(Stored items from a collection)
- - - - - - -

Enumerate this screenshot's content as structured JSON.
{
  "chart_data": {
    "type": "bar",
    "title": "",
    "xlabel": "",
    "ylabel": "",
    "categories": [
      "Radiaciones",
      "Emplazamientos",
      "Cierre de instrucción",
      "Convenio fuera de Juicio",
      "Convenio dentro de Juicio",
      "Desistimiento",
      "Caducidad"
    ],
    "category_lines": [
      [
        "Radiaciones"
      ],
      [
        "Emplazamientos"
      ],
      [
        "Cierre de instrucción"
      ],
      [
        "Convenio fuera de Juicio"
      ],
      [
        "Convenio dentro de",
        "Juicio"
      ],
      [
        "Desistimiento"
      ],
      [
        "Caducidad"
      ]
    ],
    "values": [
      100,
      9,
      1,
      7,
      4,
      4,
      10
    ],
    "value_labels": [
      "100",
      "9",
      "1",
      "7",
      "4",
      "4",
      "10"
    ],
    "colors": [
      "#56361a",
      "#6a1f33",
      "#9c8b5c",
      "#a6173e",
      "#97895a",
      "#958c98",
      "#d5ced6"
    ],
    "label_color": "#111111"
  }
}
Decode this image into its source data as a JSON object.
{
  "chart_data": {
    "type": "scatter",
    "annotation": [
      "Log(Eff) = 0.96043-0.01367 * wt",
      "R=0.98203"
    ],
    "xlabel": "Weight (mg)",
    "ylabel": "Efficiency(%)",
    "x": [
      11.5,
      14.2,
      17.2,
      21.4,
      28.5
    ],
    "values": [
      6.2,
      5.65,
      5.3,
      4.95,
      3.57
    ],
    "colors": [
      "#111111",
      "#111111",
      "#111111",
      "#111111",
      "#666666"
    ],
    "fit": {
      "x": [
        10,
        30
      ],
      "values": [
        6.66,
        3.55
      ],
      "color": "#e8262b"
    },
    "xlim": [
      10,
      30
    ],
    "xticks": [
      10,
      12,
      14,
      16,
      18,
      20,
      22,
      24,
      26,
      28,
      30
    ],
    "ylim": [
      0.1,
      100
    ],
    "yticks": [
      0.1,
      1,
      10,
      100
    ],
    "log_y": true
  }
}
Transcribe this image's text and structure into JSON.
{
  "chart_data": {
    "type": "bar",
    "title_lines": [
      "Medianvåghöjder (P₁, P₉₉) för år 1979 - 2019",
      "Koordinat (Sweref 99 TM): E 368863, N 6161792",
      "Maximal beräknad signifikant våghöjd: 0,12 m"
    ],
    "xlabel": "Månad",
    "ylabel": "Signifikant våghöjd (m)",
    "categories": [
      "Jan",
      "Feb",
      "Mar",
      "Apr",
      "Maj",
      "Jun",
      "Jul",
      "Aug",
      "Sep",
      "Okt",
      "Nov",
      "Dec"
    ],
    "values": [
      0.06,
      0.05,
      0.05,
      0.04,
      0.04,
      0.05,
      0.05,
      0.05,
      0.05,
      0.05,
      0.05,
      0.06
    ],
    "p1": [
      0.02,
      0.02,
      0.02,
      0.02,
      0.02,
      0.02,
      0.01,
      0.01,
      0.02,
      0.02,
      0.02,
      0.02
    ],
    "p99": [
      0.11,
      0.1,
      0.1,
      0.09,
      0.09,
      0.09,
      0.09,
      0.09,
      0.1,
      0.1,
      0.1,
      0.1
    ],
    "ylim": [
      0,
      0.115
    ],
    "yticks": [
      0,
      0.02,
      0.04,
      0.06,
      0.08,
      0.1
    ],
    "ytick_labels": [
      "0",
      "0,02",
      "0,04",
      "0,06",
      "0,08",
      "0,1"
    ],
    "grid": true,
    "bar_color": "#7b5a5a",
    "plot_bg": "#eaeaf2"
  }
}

- - - - - - -

• **Objective**
Output the records verbatim, from the first line to the last.

• **Task answer**
Enumerate this screenshot's content as structured JSON.
{
  "chart_data": {
    "type": "bar",
    "title": "",
    "xlabel": "",
    "ylabel": "",
    "categories": [
      "Radiaciones",
      "Emplazamientos",
      "Cierre de instrucción",
      "Convenio fuera de Juicio",
      "Convenio dentro de Juicio",
      "Desistimiento",
      "Caducidad"
    ],
    "category_lines": [
      [
        "Radiaciones"
      ],
      [
        "Emplazamientos"
      ],
      [
        "Cierre de instrucción"
      ],
      [
        "Convenio fuera de Juicio"
      ],
      [
        "Convenio dentro de",
        "Juicio"
      ],
      [
        "Desistimiento"
      ],
      [
        "Caducidad"
      ]
    ],
    "values": [
      100,
      9,
      1,
      7,
      4,
      4,
      10
    ],
    "value_labels": [
      "100",
      "9",
      "1",
      "7",
      "4",
      "4",
      "10"
    ],
    "colors": [
      "#56361a",
      "#6a1f33",
      "#9c8b5c",
      "#a6173e",
      "#97895a",
      "#958c98",
      "#d5ced6"
    ],
    "label_color": "#111111"
  }
}
Decode this image into its source data as a JSON object.
{
  "chart_data": {
    "type": "scatter",
    "annotation": [
      "Log(Eff) = 0.96043-0.01367 * wt",
      "R=0.98203"
    ],
    "xlabel": "Weight (mg)",
    "ylabel": "Efficiency(%)",
    "x": [
      11.5,
      14.2,
      17.2,
      21.4,
      28.5
    ],
    "values": [
      6.2,
      5.65,
      5.3,
      4.95,
      3.57
    ],
    "colors": [
      "#111111",
      "#111111",
      "#111111",
      "#111111",
      "#666666"
    ],
    "fit": {
      "x": [
        10,
        30
      ],
      "values": [
        6.66,
        3.55
      ],
      "color": "#e8262b"
    },
    "xlim": [
      10,
      30
    ],
    "xticks": [
      10,
      12,
      14,
      16,
      18,
      20,
      22,
      24,
      26,
      28,
      30
    ],
    "ylim": [
      0.1,
      100
    ],
    "yticks": [
      0.1,
      1,
      10,
      100
    ],
    "log_y": true
  }
}
Transcribe this image's text and structure into JSON.
{
  "chart_data": {
    "type": "bar",
    "title_lines": [
      "Medianvåghöjder (P₁, P₉₉) för år 1979 - 2019",
      "Koordinat (Sweref 99 TM): E 368863, N 6161792",
      "Maximal beräknad signifikant våghöjd: 0,12 m"
    ],
    "xlabel": "Månad",
    "ylabel": "Signifikant våghöjd (m)",
    "categories": [
      "Jan",
      "Feb",
      "Mar",
      "Apr",
      "Maj",
      "Jun",
      "Jul",
      "Aug",
      "Sep",
      "Okt",
      "Nov",
      "Dec"
    ],
    "values": [
      0.06,
      0.05,
      0.05,
      0.04,
      0.04,
      0.05,
      0.05,
      0.05,
      0.05,
      0.05,
      0.05,
      0.06
    ],
    "p1": [
      0.02,
      0.02,
      0.02,
      0.02,
      0.02,
      0.02,
      0.01,
      0.01,
      0.02,
      0.02,
      0.02,
      0.02
    ],
    "p99": [
      0.11,
      0.1,
      0.1,
      0.09,
      0.09,
      0.09,
      0.09,
      0.09,
      0.1,
      0.1,
      0.1,
      0.1
    ],
    "ylim": [
      0,
      0.115
    ],
    "yticks": [
      0,
      0.02,
      0.04,
      0.06,
      0.08,
      0.1
    ],
    "ytick_labels": [
      "0",
      "0,02",
      "0,04",
      "0,06",
      "0,08",
      "0,1"
    ],
    "grid": true,
    "bar_color": "#7b5a5a",
    "plot_bg": "#eaeaf2"
  }
}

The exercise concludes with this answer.